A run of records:
— begin —
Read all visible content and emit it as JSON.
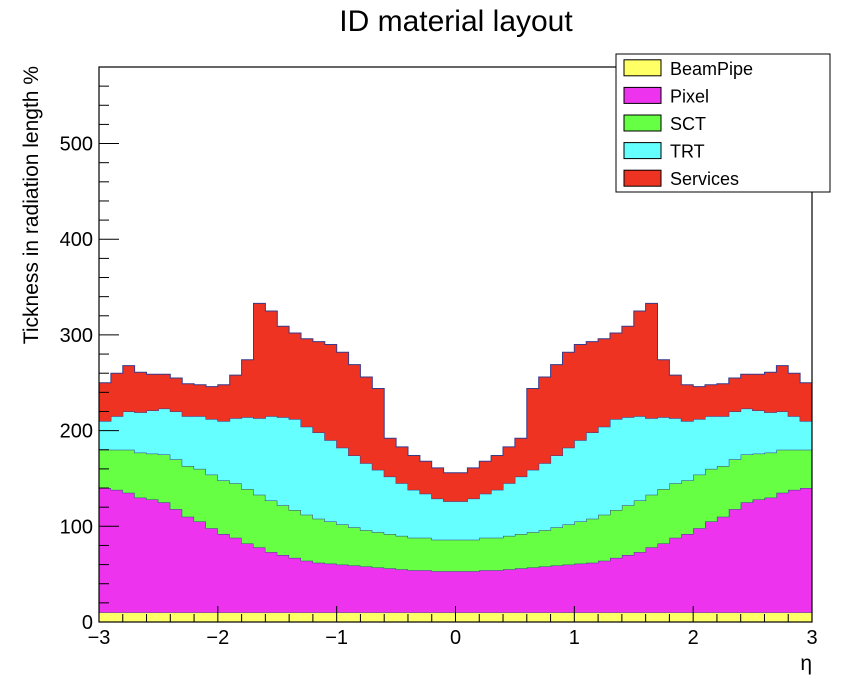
{
  "chart_data": {
    "type": "area",
    "stacked": true,
    "title": "ID material layout",
    "xlabel": "η",
    "ylabel": "Tickness in radiation length %",
    "xlim": [
      -3,
      3
    ],
    "ylim": [
      0,
      580
    ],
    "x_ticks": [
      -3,
      -2,
      -1,
      0,
      1,
      2,
      3
    ],
    "x_tick_labels": [
      "−3",
      "−2",
      "−1",
      "0",
      "1",
      "2",
      "3"
    ],
    "y_ticks": [
      0,
      100,
      200,
      300,
      400,
      500
    ],
    "y_tick_labels": [
      "0",
      "100",
      "200",
      "300",
      "400",
      "500"
    ],
    "grid": false,
    "legend_position": "top-right",
    "x": [
      -2.95,
      -2.85,
      -2.75,
      -2.65,
      -2.55,
      -2.45,
      -2.35,
      -2.25,
      -2.15,
      -2.05,
      -1.95,
      -1.85,
      -1.75,
      -1.65,
      -1.55,
      -1.45,
      -1.35,
      -1.25,
      -1.15,
      -1.05,
      -0.95,
      -0.85,
      -0.75,
      -0.65,
      -0.55,
      -0.45,
      -0.35,
      -0.25,
      -0.15,
      -0.05,
      0.05,
      0.15,
      0.25,
      0.35,
      0.45,
      0.55,
      0.65,
      0.75,
      0.85,
      0.95,
      1.05,
      1.15,
      1.25,
      1.35,
      1.45,
      1.55,
      1.65,
      1.75,
      1.85,
      1.95,
      2.05,
      2.15,
      2.25,
      2.35,
      2.45,
      2.55,
      2.65,
      2.75,
      2.85,
      2.95
    ],
    "series": [
      {
        "name": "BeamPipe",
        "color": "#ffff66",
        "values": [
          10,
          10,
          10,
          10,
          10,
          10,
          10,
          10,
          10,
          10,
          10,
          10,
          10,
          10,
          10,
          10,
          10,
          10,
          10,
          10,
          10,
          10,
          10,
          10,
          10,
          10,
          10,
          10,
          10,
          10,
          10,
          10,
          10,
          10,
          10,
          10,
          10,
          10,
          10,
          10,
          10,
          10,
          10,
          10,
          10,
          10,
          10,
          10,
          10,
          10,
          10,
          10,
          10,
          10,
          10,
          10,
          10,
          10,
          10,
          10
        ]
      },
      {
        "name": "Pixel",
        "color": "#ee33ee",
        "values": [
          130,
          128,
          125,
          120,
          118,
          115,
          108,
          100,
          95,
          88,
          82,
          78,
          72,
          68,
          63,
          60,
          57,
          54,
          52,
          51,
          50,
          49,
          48,
          47,
          46,
          45,
          44,
          44,
          43,
          43,
          43,
          43,
          44,
          44,
          45,
          46,
          47,
          48,
          49,
          50,
          51,
          52,
          54,
          57,
          60,
          63,
          68,
          72,
          78,
          82,
          88,
          95,
          100,
          108,
          115,
          118,
          120,
          125,
          128,
          130
        ]
      },
      {
        "name": "SCT",
        "color": "#66ff44",
        "values": [
          40,
          42,
          45,
          47,
          48,
          50,
          52,
          53,
          55,
          56,
          56,
          57,
          57,
          55,
          54,
          52,
          50,
          48,
          46,
          44,
          42,
          40,
          38,
          37,
          36,
          35,
          34,
          34,
          33,
          33,
          33,
          33,
          34,
          34,
          35,
          36,
          37,
          38,
          40,
          42,
          44,
          46,
          48,
          50,
          52,
          54,
          55,
          57,
          57,
          56,
          56,
          55,
          53,
          52,
          50,
          48,
          47,
          45,
          42,
          40
        ]
      },
      {
        "name": "TRT",
        "color": "#66ffff",
        "values": [
          30,
          35,
          40,
          42,
          45,
          48,
          50,
          52,
          55,
          58,
          62,
          68,
          75,
          80,
          88,
          92,
          95,
          92,
          90,
          85,
          80,
          75,
          70,
          65,
          60,
          55,
          50,
          46,
          43,
          40,
          40,
          43,
          46,
          50,
          55,
          60,
          65,
          70,
          75,
          80,
          85,
          90,
          92,
          95,
          92,
          88,
          80,
          75,
          68,
          62,
          58,
          55,
          52,
          50,
          48,
          45,
          42,
          40,
          35,
          30
        ]
      },
      {
        "name": "Services",
        "color": "#ee3322",
        "values": [
          40,
          45,
          48,
          42,
          38,
          36,
          35,
          34,
          33,
          34,
          38,
          45,
          60,
          120,
          110,
          95,
          90,
          92,
          95,
          100,
          100,
          95,
          90,
          85,
          40,
          38,
          36,
          34,
          32,
          30,
          30,
          32,
          34,
          36,
          38,
          40,
          85,
          90,
          95,
          100,
          100,
          95,
          92,
          90,
          95,
          110,
          120,
          60,
          45,
          38,
          34,
          33,
          34,
          35,
          36,
          38,
          42,
          48,
          45,
          40
        ]
      }
    ]
  }
}
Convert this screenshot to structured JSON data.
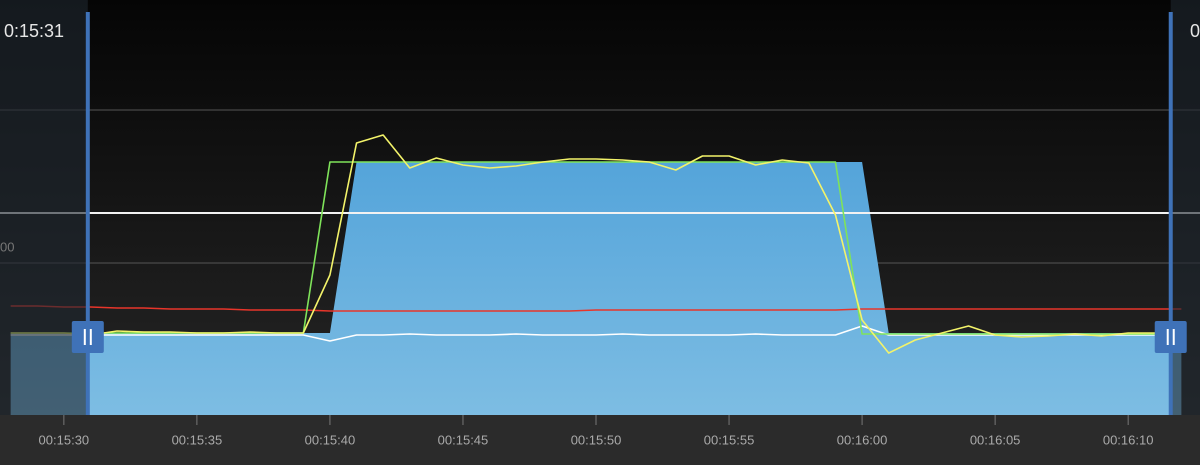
{
  "chart_data": {
    "type": "area",
    "cursor_time": "0:15:31",
    "left_fragment": "00",
    "right_fragment": "0",
    "x": [
      "00:15:28",
      "00:15:29",
      "00:15:30",
      "00:15:31",
      "00:15:32",
      "00:15:33",
      "00:15:34",
      "00:15:35",
      "00:15:36",
      "00:15:37",
      "00:15:38",
      "00:15:39",
      "00:15:40",
      "00:15:41",
      "00:15:42",
      "00:15:43",
      "00:15:44",
      "00:15:45",
      "00:15:46",
      "00:15:47",
      "00:15:48",
      "00:15:49",
      "00:15:50",
      "00:15:51",
      "00:15:52",
      "00:15:53",
      "00:15:54",
      "00:15:55",
      "00:15:56",
      "00:15:57",
      "00:15:58",
      "00:15:59",
      "00:16:00",
      "00:16:01",
      "00:16:02",
      "00:16:03",
      "00:16:04",
      "00:16:05",
      "00:16:06",
      "00:16:07",
      "00:16:08",
      "00:16:09",
      "00:16:10",
      "00:16:11",
      "00:16:12"
    ],
    "xlim": [
      "00:15:27.6",
      "00:16:12.7"
    ],
    "xticks": [
      "00:15:30",
      "00:15:35",
      "00:15:40",
      "00:15:45",
      "00:15:50",
      "00:15:55",
      "00:16:00",
      "00:16:05",
      "00:16:10"
    ],
    "ylim": [
      0,
      103.75
    ],
    "yticks": [
      38,
      76.25
    ],
    "grid": true,
    "selection": [
      "00:15:30.9",
      "00:16:11.6"
    ],
    "reference_lines": [
      {
        "value": 50.5,
        "color": "#f2f2f2"
      }
    ],
    "series": [
      {
        "kind": "area",
        "color": "#5aa8dc",
        "values": [
          20.5,
          20.5,
          20.5,
          20.5,
          20.5,
          20.5,
          20.5,
          20.5,
          20.5,
          20.5,
          20.5,
          20.5,
          20.5,
          63.25,
          63.25,
          63.25,
          63.25,
          63.25,
          63.25,
          63.25,
          63.25,
          63.25,
          63.25,
          63.25,
          63.25,
          63.25,
          63.25,
          63.25,
          63.25,
          63.25,
          63.25,
          63.25,
          63.25,
          20.5,
          20.5,
          20.5,
          20.5,
          20.5,
          20.5,
          20.5,
          20.5,
          20.5,
          20.5,
          20.5,
          20.5
        ]
      },
      {
        "kind": "line",
        "color": "#e8352a",
        "values": [
          27.25,
          27.25,
          27,
          27,
          26.75,
          26.75,
          26.5,
          26.5,
          26.5,
          26.25,
          26.25,
          26.25,
          26,
          26,
          26,
          26,
          26,
          26,
          26,
          26,
          26,
          26,
          26.25,
          26.25,
          26.25,
          26.25,
          26.25,
          26.25,
          26.25,
          26.25,
          26.25,
          26.25,
          26.5,
          26.5,
          26.5,
          26.5,
          26.5,
          26.5,
          26.5,
          26.5,
          26.5,
          26.5,
          26.5,
          26.5,
          26.5
        ]
      },
      {
        "kind": "line",
        "color": "#ffffff",
        "values": [
          20,
          20,
          20,
          20,
          20,
          20,
          20,
          20,
          20,
          20,
          20,
          20,
          18.5,
          20,
          20,
          20.25,
          20,
          20,
          20,
          20.25,
          20,
          20,
          20,
          20.25,
          20,
          20,
          20,
          20,
          20.25,
          20,
          20,
          20,
          22.25,
          20,
          20,
          20,
          20,
          20,
          20,
          20,
          20,
          20,
          20,
          20,
          20
        ]
      },
      {
        "kind": "line",
        "color": "#7fe35a",
        "values": [
          20.5,
          20.5,
          20.5,
          20.5,
          20.5,
          20.5,
          20.5,
          20.5,
          20.5,
          20.5,
          20.5,
          20.5,
          63.25,
          63.25,
          63.25,
          63.25,
          63.25,
          63.25,
          63.25,
          63.25,
          63.25,
          63.25,
          63.25,
          63.25,
          63.25,
          63.25,
          63.25,
          63.25,
          63.25,
          63.25,
          63.25,
          63.25,
          20.25,
          20.25,
          20.25,
          20.25,
          20.25,
          20.25,
          20.25,
          20.25,
          20.25,
          20.25,
          20.25,
          20.25,
          20.25
        ]
      },
      {
        "kind": "line",
        "color": "#f3f36a",
        "values": [
          20.5,
          20.5,
          20.5,
          20,
          21,
          20.75,
          20.75,
          20.5,
          20.5,
          20.75,
          20.5,
          20.5,
          35,
          68,
          70,
          61.75,
          64.25,
          62.5,
          61.75,
          62.25,
          63.25,
          64,
          64,
          63.75,
          63.25,
          61.25,
          64.75,
          64.75,
          62.5,
          63.75,
          63,
          50,
          23.75,
          15.5,
          18.75,
          20.5,
          22.25,
          20,
          19.5,
          19.75,
          20.25,
          19.75,
          20.5,
          20.5,
          20.5
        ]
      }
    ]
  }
}
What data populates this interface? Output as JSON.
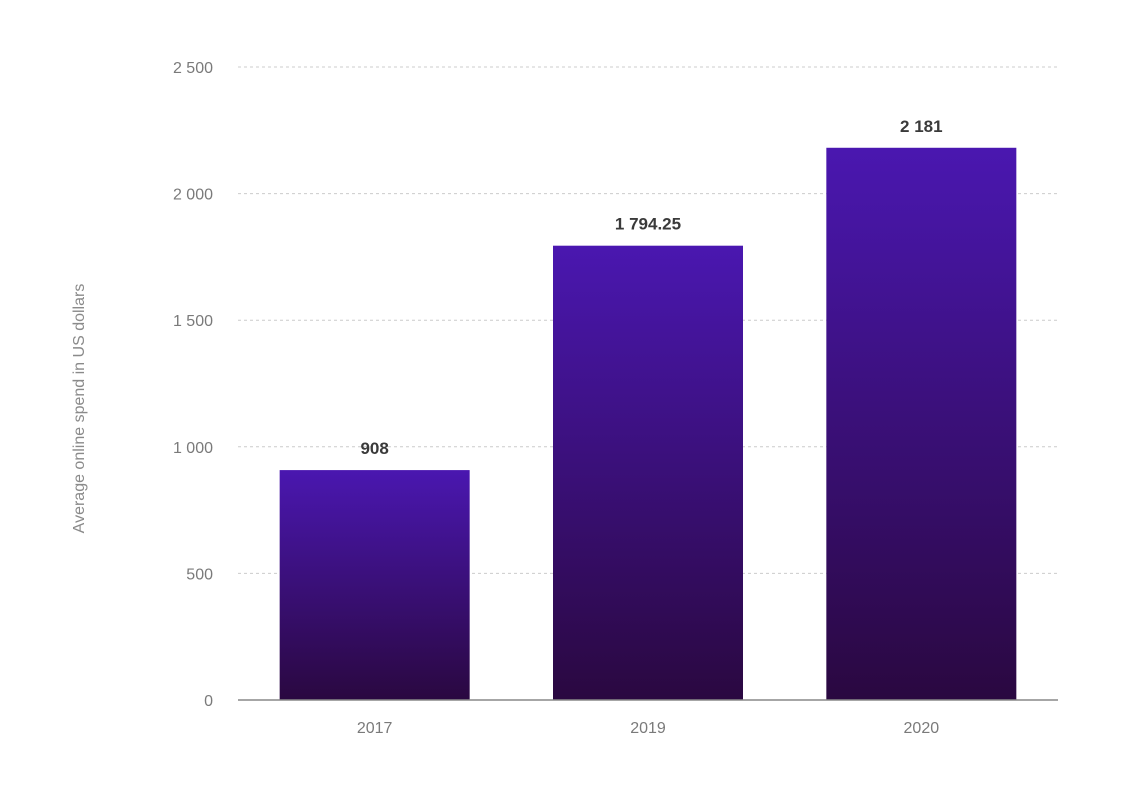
— end —
*TASK BRIEF*:
Scan the material above. Return every line containing the string "color".

*WRITTEN ANSWER*:
        "color": "#ffff66",
        "color": "#ee33ee",
        "color": "#66ff44",
        "color": "#66ffff",
        "color": "#ee3322",
        "color": "#f2f2f2"
        "color": "#5aa8dc",
        "color": "#e8352a",
        "color": "#ffffff",
        "color": "#7fe35a",
        "color": "#f3f36a",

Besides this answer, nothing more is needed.